**** EXERCISE DATA ****

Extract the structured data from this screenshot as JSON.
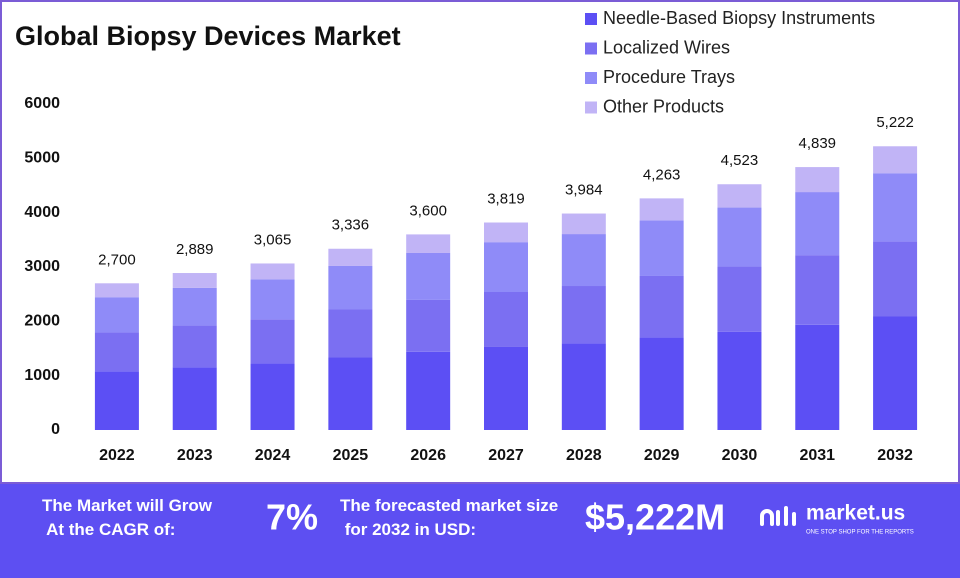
{
  "chart_data": {
    "type": "stacked_bar",
    "title": "Global Biopsy Devices Market",
    "categories": [
      "2022",
      "2023",
      "2024",
      "2025",
      "2026",
      "2027",
      "2028",
      "2029",
      "2030",
      "2031",
      "2032"
    ],
    "series": [
      {
        "name": "Needle-Based Biopsy Instruments",
        "color": "#5c4ff4",
        "values": [
          1080,
          1156,
          1226,
          1334,
          1440,
          1528,
          1594,
          1705,
          1809,
          1936,
          2089
        ]
      },
      {
        "name": "Localized Wires",
        "color": "#7b6ff2",
        "values": [
          716,
          766,
          812,
          884,
          954,
          1012,
          1056,
          1130,
          1199,
          1282,
          1384
        ]
      },
      {
        "name": "Procedure Trays",
        "color": "#8f8bf8",
        "values": [
          648,
          693,
          736,
          801,
          864,
          917,
          956,
          1023,
          1086,
          1161,
          1253
        ]
      },
      {
        "name": "Other Products",
        "color": "#c1b4f6",
        "values": [
          256,
          274,
          291,
          317,
          342,
          362,
          378,
          405,
          429,
          460,
          496
        ]
      }
    ],
    "totals": [
      2700,
      2889,
      3065,
      3336,
      3600,
      3819,
      3984,
      4263,
      4523,
      4839,
      5222
    ],
    "total_labels": [
      "2,700",
      "2,889",
      "3,065",
      "3,336",
      "3,600",
      "3,819",
      "3,984",
      "4,263",
      "4,523",
      "4,839",
      "5,222"
    ],
    "ylim": [
      0,
      6000
    ],
    "yticks": [
      0,
      1000,
      2000,
      3000,
      4000,
      5000,
      6000
    ],
    "grid": false,
    "legend": "top-right"
  },
  "footer": {
    "cagr_text": "The Market will Grow At the CAGR of:",
    "cagr": "7%",
    "forecast_text": "The forecasted market size for 2032 in USD:",
    "forecast": "$5,222M",
    "logo": "market.us",
    "tagline": "ONE STOP SHOP FOR THE REPORTS"
  }
}
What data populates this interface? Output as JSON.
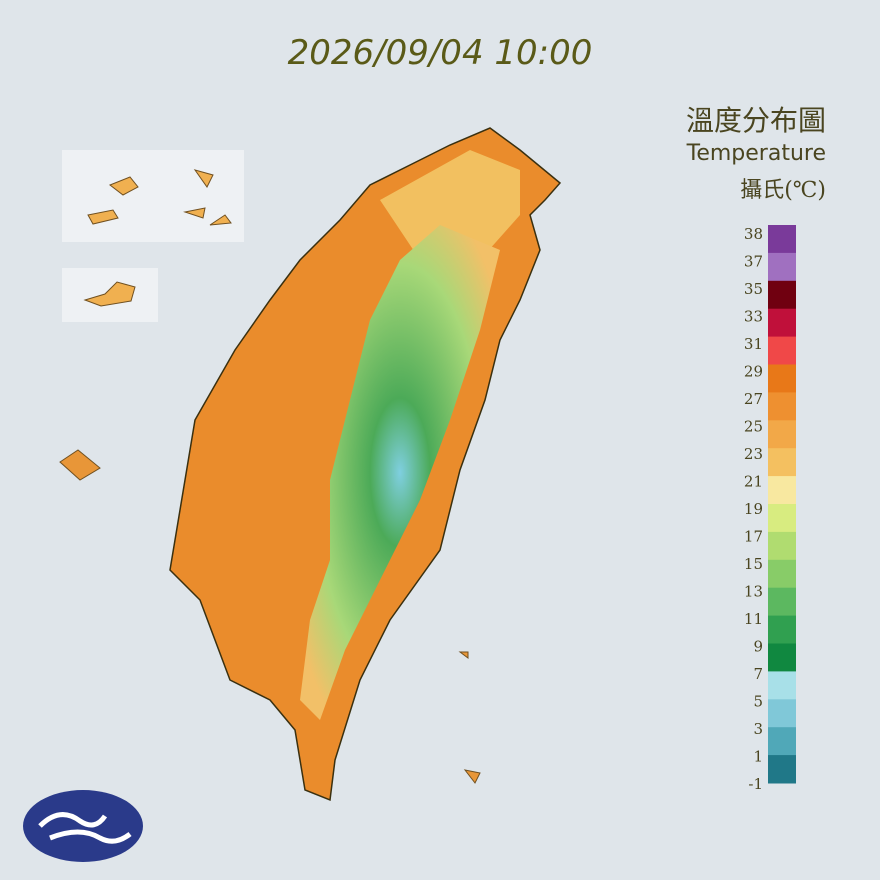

****

SET PROBLEM: Pull out all lines containing the word "name" from the entries above.

FULL OUTPUT:
        "name": "Needle-Based Biopsy Instruments",
        "name": "Localized Wires",
        "name": "Procedure Trays",
        "name": "Other Products",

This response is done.